▶ _Data for this task_
==*==

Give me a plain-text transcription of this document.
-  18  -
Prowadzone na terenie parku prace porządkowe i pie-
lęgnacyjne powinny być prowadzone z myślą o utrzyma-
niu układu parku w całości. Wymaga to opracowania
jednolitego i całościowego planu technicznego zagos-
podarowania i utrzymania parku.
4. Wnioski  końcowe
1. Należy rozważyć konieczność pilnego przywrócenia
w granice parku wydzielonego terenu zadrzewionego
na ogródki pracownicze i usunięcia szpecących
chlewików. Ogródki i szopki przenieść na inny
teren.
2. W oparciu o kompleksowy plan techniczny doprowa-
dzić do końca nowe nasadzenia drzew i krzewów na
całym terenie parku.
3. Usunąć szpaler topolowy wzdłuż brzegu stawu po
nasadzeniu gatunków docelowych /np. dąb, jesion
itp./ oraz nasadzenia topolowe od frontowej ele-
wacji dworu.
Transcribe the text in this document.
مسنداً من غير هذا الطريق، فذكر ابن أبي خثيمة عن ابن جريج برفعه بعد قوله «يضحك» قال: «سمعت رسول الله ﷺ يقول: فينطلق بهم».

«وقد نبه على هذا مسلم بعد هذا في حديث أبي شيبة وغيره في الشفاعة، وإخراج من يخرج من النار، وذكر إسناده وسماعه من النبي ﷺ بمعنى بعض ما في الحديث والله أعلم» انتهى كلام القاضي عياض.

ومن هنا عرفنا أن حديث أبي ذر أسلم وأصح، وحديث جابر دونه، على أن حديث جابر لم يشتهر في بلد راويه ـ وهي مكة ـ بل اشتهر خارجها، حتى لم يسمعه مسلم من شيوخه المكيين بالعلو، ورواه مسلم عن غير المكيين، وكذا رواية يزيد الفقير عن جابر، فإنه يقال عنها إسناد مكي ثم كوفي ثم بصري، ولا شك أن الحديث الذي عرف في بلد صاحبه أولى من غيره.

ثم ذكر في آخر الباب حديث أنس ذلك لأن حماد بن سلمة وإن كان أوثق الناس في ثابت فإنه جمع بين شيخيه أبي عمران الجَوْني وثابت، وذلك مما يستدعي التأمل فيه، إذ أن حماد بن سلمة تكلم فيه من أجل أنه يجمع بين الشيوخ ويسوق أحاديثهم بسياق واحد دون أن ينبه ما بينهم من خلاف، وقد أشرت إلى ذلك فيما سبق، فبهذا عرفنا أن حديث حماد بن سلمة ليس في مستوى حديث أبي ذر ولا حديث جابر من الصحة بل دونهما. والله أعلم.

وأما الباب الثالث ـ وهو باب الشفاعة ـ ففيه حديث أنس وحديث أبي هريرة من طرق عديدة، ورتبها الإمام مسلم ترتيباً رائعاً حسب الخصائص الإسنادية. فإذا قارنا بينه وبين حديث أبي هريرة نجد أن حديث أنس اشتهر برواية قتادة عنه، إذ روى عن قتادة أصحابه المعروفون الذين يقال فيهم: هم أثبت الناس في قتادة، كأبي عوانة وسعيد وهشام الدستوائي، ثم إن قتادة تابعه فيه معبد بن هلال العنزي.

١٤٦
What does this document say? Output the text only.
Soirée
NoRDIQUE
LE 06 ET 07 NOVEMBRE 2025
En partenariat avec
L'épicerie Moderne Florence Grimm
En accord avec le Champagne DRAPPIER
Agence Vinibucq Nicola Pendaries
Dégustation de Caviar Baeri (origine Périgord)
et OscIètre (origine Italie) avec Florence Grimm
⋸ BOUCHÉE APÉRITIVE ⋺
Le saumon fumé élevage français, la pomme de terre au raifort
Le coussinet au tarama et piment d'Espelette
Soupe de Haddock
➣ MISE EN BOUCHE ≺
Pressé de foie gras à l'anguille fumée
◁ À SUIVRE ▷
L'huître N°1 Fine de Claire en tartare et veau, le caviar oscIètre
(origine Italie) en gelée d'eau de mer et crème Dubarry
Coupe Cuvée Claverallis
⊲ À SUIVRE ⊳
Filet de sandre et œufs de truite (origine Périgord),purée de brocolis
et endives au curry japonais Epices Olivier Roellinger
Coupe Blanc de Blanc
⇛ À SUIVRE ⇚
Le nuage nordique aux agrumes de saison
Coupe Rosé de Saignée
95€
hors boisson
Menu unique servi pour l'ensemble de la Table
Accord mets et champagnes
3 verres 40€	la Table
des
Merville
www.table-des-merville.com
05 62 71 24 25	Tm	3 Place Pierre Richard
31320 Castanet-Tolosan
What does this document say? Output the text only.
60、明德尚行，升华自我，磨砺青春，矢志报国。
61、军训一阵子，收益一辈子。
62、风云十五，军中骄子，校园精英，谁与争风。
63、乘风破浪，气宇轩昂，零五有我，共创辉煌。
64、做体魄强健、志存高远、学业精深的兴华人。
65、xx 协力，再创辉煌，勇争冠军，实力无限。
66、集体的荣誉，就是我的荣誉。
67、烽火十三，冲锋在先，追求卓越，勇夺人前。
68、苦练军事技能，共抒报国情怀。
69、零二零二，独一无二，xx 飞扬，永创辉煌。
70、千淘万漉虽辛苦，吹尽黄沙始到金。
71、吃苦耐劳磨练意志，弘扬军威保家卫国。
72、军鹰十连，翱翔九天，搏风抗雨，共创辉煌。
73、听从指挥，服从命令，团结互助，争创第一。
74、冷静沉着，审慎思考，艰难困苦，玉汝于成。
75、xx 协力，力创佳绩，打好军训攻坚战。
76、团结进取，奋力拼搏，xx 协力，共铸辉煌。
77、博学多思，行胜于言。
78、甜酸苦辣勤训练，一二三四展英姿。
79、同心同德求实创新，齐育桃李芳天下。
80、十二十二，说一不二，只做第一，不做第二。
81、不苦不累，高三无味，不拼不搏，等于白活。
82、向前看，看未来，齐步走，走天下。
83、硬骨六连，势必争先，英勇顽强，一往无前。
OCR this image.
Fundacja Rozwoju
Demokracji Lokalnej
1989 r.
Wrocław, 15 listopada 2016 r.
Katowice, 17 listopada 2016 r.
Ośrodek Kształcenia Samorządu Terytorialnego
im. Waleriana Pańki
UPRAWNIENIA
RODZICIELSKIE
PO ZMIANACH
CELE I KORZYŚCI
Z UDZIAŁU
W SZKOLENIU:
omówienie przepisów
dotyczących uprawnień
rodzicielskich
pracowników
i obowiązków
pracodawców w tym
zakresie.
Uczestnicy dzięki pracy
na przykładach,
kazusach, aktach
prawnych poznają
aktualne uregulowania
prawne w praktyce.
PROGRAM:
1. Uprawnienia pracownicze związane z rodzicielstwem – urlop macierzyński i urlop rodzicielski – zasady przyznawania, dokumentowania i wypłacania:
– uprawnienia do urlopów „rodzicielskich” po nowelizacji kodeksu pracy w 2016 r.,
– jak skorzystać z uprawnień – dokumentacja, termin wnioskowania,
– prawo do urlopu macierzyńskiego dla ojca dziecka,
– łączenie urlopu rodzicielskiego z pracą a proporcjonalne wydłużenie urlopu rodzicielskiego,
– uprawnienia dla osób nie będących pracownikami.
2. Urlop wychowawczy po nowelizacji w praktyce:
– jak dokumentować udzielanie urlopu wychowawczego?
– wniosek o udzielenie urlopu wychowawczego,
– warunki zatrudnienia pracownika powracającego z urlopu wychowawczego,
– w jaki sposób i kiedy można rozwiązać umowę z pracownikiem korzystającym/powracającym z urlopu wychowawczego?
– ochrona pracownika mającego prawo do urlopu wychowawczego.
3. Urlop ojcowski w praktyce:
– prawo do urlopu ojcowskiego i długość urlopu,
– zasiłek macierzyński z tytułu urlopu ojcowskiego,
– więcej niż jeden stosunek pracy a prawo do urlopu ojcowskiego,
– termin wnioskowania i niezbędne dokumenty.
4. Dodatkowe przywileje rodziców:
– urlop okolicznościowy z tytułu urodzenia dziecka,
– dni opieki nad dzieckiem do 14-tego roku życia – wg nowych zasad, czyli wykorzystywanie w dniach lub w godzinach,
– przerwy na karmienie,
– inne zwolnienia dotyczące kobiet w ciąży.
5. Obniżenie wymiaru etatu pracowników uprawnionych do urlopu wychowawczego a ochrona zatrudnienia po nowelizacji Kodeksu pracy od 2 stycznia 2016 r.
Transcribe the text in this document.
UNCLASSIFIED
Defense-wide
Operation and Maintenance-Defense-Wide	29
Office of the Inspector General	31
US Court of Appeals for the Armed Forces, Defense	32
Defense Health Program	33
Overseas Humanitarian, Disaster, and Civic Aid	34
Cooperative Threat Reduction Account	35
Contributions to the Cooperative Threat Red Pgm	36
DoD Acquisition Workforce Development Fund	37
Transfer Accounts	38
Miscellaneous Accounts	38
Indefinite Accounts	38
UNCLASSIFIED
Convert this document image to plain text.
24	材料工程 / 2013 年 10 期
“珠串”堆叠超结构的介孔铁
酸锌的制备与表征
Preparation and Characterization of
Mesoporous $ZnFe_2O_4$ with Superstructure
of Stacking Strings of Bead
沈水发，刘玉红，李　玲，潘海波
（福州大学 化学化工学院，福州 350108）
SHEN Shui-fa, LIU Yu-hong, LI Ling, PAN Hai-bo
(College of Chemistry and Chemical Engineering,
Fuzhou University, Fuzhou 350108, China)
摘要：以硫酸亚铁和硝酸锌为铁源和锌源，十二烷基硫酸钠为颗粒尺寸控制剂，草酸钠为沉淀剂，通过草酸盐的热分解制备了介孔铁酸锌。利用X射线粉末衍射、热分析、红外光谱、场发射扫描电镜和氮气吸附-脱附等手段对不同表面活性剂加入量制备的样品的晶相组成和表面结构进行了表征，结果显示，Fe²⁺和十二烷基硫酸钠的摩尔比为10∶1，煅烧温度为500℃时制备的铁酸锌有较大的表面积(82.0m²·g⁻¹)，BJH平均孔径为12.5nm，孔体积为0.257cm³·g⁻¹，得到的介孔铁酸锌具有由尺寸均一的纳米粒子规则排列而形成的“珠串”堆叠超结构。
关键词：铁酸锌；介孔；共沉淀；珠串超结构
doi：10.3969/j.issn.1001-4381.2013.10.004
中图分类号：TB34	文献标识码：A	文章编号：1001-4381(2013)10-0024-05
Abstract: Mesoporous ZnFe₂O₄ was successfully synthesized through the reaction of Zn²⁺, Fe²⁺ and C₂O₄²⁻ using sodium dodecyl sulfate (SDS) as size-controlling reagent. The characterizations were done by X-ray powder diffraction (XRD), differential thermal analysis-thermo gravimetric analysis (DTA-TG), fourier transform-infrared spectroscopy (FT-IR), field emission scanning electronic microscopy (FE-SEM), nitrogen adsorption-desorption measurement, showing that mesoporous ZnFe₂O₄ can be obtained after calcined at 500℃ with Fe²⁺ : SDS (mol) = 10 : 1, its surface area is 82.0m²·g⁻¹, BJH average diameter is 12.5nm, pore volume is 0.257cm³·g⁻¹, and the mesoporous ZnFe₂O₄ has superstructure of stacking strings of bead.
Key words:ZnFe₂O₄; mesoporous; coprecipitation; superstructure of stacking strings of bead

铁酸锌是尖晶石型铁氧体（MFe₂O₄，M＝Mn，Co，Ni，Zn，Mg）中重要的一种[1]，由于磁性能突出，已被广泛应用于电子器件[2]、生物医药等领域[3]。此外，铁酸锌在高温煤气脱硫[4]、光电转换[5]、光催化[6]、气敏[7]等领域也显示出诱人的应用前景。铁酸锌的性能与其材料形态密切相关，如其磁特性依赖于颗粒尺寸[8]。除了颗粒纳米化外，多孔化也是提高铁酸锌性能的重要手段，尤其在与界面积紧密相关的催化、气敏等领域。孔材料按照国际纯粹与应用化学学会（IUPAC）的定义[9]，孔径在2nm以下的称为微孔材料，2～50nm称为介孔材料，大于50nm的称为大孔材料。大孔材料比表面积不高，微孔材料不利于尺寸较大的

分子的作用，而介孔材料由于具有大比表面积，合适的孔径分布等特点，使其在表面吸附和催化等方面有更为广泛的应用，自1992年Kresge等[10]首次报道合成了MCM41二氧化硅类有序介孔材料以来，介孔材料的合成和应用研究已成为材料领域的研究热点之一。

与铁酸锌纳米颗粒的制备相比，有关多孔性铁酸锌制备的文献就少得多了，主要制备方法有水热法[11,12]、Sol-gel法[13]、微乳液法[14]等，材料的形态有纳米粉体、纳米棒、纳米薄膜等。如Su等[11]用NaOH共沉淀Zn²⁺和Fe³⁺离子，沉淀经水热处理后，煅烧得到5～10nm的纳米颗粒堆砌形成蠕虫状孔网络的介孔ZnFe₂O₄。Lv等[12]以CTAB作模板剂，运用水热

==*==

▶ _Aim_
Which lines hold the string "共创辉煌"? List them all.

▶ _Finished answer_
63、乘风破浪，气宇轩昂，零五有我，共创辉煌。
72、军鹰十连，翱翔九天，搏风抗雨，共创辉煌。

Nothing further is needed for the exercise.